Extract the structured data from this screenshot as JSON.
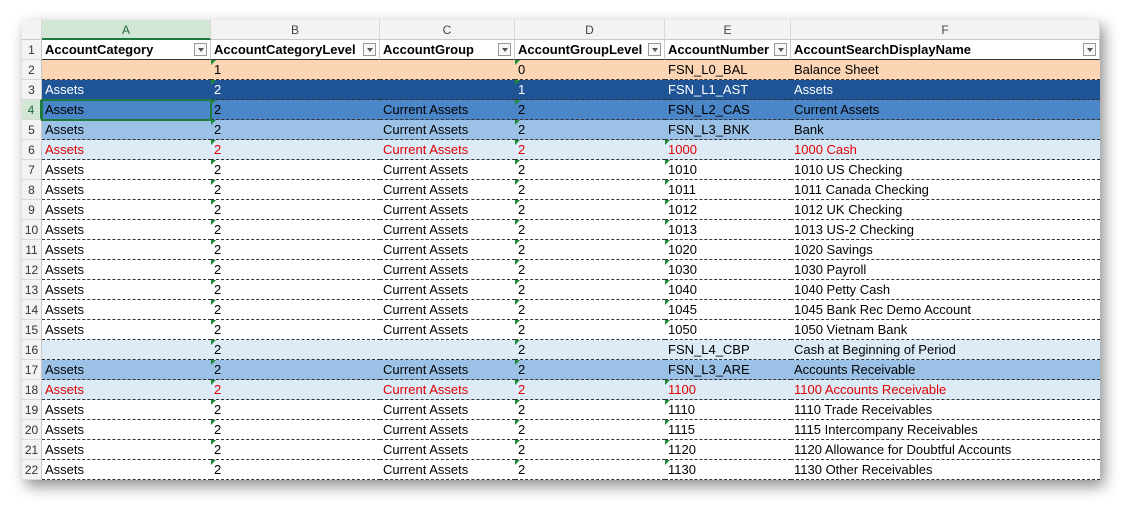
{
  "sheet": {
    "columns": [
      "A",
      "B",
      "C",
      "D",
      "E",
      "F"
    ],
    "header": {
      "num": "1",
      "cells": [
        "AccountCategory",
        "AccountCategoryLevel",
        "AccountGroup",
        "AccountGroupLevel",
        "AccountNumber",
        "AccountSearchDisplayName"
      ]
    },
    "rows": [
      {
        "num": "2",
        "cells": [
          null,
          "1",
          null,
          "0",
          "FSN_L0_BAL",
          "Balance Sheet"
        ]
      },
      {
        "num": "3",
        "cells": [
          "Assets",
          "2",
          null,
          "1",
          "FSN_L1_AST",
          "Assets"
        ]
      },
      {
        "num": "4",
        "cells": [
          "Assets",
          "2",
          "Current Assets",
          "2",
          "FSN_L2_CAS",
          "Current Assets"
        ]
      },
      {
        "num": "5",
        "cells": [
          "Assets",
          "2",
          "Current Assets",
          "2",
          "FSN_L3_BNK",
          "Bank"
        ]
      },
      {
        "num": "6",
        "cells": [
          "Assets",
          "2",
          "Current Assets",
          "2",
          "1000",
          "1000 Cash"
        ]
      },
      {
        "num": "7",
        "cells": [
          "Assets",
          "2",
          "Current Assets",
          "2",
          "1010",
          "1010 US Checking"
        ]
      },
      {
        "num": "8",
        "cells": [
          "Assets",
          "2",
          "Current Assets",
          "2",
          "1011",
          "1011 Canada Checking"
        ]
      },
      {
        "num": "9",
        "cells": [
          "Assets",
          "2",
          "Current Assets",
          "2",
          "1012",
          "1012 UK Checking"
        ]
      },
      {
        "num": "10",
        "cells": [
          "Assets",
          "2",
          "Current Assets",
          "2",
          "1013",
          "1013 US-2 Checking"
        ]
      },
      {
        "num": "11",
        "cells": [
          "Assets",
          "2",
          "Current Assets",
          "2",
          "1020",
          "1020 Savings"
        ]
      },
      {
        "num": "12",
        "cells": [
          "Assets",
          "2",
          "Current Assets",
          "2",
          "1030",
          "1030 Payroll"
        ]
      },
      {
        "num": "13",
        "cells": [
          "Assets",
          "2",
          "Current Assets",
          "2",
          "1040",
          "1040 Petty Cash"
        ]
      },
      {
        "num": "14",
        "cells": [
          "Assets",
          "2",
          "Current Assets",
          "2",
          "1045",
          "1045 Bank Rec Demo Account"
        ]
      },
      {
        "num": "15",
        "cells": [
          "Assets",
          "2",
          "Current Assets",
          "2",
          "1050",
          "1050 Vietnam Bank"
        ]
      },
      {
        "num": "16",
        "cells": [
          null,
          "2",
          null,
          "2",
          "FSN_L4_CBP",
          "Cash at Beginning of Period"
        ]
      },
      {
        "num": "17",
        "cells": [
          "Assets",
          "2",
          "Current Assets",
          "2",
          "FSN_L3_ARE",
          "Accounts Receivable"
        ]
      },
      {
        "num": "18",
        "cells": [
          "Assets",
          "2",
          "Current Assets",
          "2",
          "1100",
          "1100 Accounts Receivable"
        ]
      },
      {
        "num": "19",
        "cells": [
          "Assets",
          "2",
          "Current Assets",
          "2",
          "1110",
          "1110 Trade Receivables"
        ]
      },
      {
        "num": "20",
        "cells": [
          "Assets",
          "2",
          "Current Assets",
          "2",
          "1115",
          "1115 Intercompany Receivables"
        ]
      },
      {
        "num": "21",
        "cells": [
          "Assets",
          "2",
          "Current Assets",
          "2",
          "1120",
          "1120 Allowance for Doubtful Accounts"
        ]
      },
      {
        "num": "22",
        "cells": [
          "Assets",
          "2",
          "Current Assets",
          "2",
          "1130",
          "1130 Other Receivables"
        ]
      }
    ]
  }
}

__THE TASK__:
Go through the records and show every line with the string "Checking" in it.

__THE RESPONSE__:
          "1010 US Checking"
          "1011 Canada Checking"
          "1012 UK Checking"
          "1013 US-2 Checking"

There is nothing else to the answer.